**EXERCISE DESCRIPTION**
Copy the data below exactly.
__________________________________________________
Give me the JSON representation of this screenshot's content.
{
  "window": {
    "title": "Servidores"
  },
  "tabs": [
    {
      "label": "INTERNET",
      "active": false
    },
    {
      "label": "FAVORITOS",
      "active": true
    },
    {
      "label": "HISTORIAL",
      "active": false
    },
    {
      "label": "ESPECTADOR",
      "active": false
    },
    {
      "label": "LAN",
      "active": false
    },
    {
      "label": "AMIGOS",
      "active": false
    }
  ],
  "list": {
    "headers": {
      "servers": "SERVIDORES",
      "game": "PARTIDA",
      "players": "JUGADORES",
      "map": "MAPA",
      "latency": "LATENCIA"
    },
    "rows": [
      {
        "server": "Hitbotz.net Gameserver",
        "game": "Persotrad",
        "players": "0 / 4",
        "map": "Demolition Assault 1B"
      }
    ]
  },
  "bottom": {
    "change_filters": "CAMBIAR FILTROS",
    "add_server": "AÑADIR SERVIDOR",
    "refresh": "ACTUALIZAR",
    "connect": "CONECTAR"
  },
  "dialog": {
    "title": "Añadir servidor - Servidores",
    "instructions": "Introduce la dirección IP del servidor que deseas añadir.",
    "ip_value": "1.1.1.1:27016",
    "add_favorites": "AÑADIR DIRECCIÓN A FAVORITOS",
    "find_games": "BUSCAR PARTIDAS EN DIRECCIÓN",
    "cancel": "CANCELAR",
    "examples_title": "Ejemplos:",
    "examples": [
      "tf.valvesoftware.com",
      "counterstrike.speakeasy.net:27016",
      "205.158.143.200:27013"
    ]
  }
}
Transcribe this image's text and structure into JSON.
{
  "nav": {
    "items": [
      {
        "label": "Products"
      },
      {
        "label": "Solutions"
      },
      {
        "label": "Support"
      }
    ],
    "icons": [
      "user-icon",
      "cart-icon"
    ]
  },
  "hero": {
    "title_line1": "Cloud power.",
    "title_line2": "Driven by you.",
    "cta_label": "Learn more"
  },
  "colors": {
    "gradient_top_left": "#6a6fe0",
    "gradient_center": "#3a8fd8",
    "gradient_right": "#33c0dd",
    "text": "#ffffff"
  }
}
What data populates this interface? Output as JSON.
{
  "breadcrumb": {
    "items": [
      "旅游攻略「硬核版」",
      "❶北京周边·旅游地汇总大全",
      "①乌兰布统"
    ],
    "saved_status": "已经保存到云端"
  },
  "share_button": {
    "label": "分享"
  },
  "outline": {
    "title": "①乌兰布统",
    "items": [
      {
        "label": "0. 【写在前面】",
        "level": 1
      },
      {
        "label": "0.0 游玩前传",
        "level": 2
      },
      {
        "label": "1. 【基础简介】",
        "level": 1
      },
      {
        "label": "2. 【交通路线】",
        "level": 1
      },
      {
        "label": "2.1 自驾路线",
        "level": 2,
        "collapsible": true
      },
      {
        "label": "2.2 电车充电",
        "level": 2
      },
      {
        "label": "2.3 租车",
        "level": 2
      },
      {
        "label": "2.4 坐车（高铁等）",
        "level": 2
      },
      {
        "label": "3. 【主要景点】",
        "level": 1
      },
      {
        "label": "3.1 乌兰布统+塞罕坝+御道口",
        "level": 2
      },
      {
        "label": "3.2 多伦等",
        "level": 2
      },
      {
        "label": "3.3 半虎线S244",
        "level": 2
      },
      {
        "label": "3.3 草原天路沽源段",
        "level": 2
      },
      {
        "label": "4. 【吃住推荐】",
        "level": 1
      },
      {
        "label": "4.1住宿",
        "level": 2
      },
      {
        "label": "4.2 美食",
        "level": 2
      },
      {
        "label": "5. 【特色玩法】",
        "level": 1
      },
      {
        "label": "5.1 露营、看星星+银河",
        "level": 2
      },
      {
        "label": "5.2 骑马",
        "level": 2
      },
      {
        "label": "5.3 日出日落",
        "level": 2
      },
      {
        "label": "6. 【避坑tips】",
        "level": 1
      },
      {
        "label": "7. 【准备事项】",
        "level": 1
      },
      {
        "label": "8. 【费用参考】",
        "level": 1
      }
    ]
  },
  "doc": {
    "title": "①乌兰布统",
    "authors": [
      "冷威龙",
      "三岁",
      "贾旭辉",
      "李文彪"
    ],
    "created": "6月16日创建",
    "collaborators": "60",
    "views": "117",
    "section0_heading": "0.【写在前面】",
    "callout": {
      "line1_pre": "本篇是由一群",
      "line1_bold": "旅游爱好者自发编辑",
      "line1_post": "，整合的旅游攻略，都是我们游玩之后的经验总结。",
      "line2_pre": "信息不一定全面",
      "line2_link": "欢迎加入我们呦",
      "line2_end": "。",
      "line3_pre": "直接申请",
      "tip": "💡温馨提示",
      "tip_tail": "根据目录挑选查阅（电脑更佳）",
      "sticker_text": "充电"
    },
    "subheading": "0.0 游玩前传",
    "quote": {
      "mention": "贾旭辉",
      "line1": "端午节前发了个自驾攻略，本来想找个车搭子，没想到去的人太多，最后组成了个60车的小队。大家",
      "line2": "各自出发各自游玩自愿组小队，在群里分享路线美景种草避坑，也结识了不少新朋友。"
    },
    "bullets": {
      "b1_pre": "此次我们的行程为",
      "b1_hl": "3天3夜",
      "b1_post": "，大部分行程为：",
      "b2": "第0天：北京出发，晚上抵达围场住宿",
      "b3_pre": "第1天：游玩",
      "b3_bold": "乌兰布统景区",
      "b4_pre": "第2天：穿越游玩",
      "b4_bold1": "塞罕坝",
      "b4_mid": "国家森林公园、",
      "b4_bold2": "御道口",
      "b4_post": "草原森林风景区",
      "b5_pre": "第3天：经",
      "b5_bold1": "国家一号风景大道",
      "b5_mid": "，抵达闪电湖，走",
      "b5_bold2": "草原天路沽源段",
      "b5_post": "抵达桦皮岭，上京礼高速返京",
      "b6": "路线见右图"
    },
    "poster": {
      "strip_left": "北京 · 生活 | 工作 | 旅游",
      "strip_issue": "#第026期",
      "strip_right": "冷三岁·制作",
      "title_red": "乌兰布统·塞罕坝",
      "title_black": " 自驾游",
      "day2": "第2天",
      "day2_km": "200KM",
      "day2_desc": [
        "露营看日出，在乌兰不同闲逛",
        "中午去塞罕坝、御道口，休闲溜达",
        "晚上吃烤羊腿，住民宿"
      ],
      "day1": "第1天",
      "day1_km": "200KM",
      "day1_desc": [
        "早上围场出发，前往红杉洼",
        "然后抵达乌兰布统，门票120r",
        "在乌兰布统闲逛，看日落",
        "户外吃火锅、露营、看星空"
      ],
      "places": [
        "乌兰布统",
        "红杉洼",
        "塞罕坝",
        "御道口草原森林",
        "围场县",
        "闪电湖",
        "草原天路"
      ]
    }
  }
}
__________________________________________________
**EXERCISE RESULT**
Give me the JSON representation of this screenshot's content.
{
  "window": {
    "title": "Servidores"
  },
  "tabs": [
    {
      "label": "INTERNET",
      "active": false
    },
    {
      "label": "FAVORITOS",
      "active": true
    },
    {
      "label": "HISTORIAL",
      "active": false
    },
    {
      "label": "ESPECTADOR",
      "active": false
    },
    {
      "label": "LAN",
      "active": false
    },
    {
      "label": "AMIGOS",
      "active": false
    }
  ],
  "list": {
    "headers": {
      "servers": "SERVIDORES",
      "game": "PARTIDA",
      "players": "JUGADORES",
      "map": "MAPA",
      "latency": "LATENCIA"
    },
    "rows": [
      {
        "server": "Hitbotz.net Gameserver",
        "game": "Persotrad",
        "players": "0 / 4",
        "map": "Demolition Assault 1B"
      }
    ]
  },
  "bottom": {
    "change_filters": "CAMBIAR FILTROS",
    "add_server": "AÑADIR SERVIDOR",
    "refresh": "ACTUALIZAR",
    "connect": "CONECTAR"
  },
  "dialog": {
    "title": "Añadir servidor - Servidores",
    "instructions": "Introduce la dirección IP del servidor que deseas añadir.",
    "ip_value": "1.1.1.1:27016",
    "add_favorites": "AÑADIR DIRECCIÓN A FAVORITOS",
    "find_games": "BUSCAR PARTIDAS EN DIRECCIÓN",
    "cancel": "CANCELAR",
    "examples_title": "Ejemplos:",
    "examples": [
      "tf.valvesoftware.com",
      "counterstrike.speakeasy.net:27016",
      "205.158.143.200:27013"
    ]
  }
}
Transcribe this image's text and structure into JSON.
{
  "nav": {
    "items": [
      {
        "label": "Products"
      },
      {
        "label": "Solutions"
      },
      {
        "label": "Support"
      }
    ],
    "icons": [
      "user-icon",
      "cart-icon"
    ]
  },
  "hero": {
    "title_line1": "Cloud power.",
    "title_line2": "Driven by you.",
    "cta_label": "Learn more"
  },
  "colors": {
    "gradient_top_left": "#6a6fe0",
    "gradient_center": "#3a8fd8",
    "gradient_right": "#33c0dd",
    "text": "#ffffff"
  }
}
What data populates this interface? Output as JSON.
{
  "breadcrumb": {
    "items": [
      "旅游攻略「硬核版」",
      "❶北京周边·旅游地汇总大全",
      "①乌兰布统"
    ],
    "saved_status": "已经保存到云端"
  },
  "share_button": {
    "label": "分享"
  },
  "outline": {
    "title": "①乌兰布统",
    "items": [
      {
        "label": "0. 【写在前面】",
        "level": 1
      },
      {
        "label": "0.0 游玩前传",
        "level": 2
      },
      {
        "label": "1. 【基础简介】",
        "level": 1
      },
      {
        "label": "2. 【交通路线】",
        "level": 1
      },
      {
        "label": "2.1 自驾路线",
        "level": 2,
        "collapsible": true
      },
      {
        "label": "2.2 电车充电",
        "level": 2
      },
      {
        "label": "2.3 租车",
        "level": 2
      },
      {
        "label": "2.4 坐车（高铁等）",
        "level": 2
      },
      {
        "label": "3. 【主要景点】",
        "level": 1
      },
      {
        "label": "3.1 乌兰布统+塞罕坝+御道口",
        "level": 2
      },
      {
        "label": "3.2 多伦等",
        "level": 2
      },
      {
        "label": "3.3 半虎线S244",
        "level": 2
      },
      {
        "label": "3.3 草原天路沽源段",
        "level": 2
      },
      {
        "label": "4. 【吃住推荐】",
        "level": 1
      },
      {
        "label": "4.1住宿",
        "level": 2
      },
      {
        "label": "4.2 美食",
        "level": 2
      },
      {
        "label": "5. 【特色玩法】",
        "level": 1
      },
      {
        "label": "5.1 露营、看星星+银河",
        "level": 2
      },
      {
        "label": "5.2 骑马",
        "level": 2
      },
      {
        "label": "5.3 日出日落",
        "level": 2
      },
      {
        "label": "6. 【避坑tips】",
        "level": 1
      },
      {
        "label": "7. 【准备事项】",
        "level": 1
      },
      {
        "label": "8. 【费用参考】",
        "level": 1
      }
    ]
  },
  "doc": {
    "title": "①乌兰布统",
    "authors": [
      "冷威龙",
      "三岁",
      "贾旭辉",
      "李文彪"
    ],
    "created": "6月16日创建",
    "collaborators": "60",
    "views": "117",
    "section0_heading": "0.【写在前面】",
    "callout": {
      "line1_pre": "本篇是由一群",
      "line1_bold": "旅游爱好者自发编辑",
      "line1_post": "，整合的旅游攻略，都是我们游玩之后的经验总结。",
      "line2_pre": "信息不一定全面",
      "line2_link": "欢迎加入我们呦",
      "line2_end": "。",
      "line3_pre": "直接申请",
      "tip": "💡温馨提示",
      "tip_tail": "根据目录挑选查阅（电脑更佳）",
      "sticker_text": "充电"
    },
    "subheading": "0.0 游玩前传",
    "quote": {
      "mention": "贾旭辉",
      "line1": "端午节前发了个自驾攻略，本来想找个车搭子，没想到去的人太多，最后组成了个60车的小队。大家",
      "line2": "各自出发各自游玩自愿组小队，在群里分享路线美景种草避坑，也结识了不少新朋友。"
    },
    "bullets": {
      "b1_pre": "此次我们的行程为",
      "b1_hl": "3天3夜",
      "b1_post": "，大部分行程为：",
      "b2": "第0天：北京出发，晚上抵达围场住宿",
      "b3_pre": "第1天：游玩",
      "b3_bold": "乌兰布统景区",
      "b4_pre": "第2天：穿越游玩",
      "b4_bold1": "塞罕坝",
      "b4_mid": "国家森林公园、",
      "b4_bold2": "御道口",
      "b4_post": "草原森林风景区",
      "b5_pre": "第3天：经",
      "b5_bold1": "国家一号风景大道",
      "b5_mid": "，抵达闪电湖，走",
      "b5_bold2": "草原天路沽源段",
      "b5_post": "抵达桦皮岭，上京礼高速返京",
      "b6": "路线见右图"
    },
    "poster": {
      "strip_left": "北京 · 生活 | 工作 | 旅游",
      "strip_issue": "#第026期",
      "strip_right": "冷三岁·制作",
      "title_red": "乌兰布统·塞罕坝",
      "title_black": " 自驾游",
      "day2": "第2天",
      "day2_km": "200KM",
      "day2_desc": [
        "露营看日出，在乌兰不同闲逛",
        "中午去塞罕坝、御道口，休闲溜达",
        "晚上吃烤羊腿，住民宿"
      ],
      "day1": "第1天",
      "day1_km": "200KM",
      "day1_desc": [
        "早上围场出发，前往红杉洼",
        "然后抵达乌兰布统，门票120r",
        "在乌兰布统闲逛，看日落",
        "户外吃火锅、露营、看星空"
      ],
      "places": [
        "乌兰布统",
        "红杉洼",
        "塞罕坝",
        "御道口草原森林",
        "围场县",
        "闪电湖",
        "草原天路"
      ]
    }
  }
}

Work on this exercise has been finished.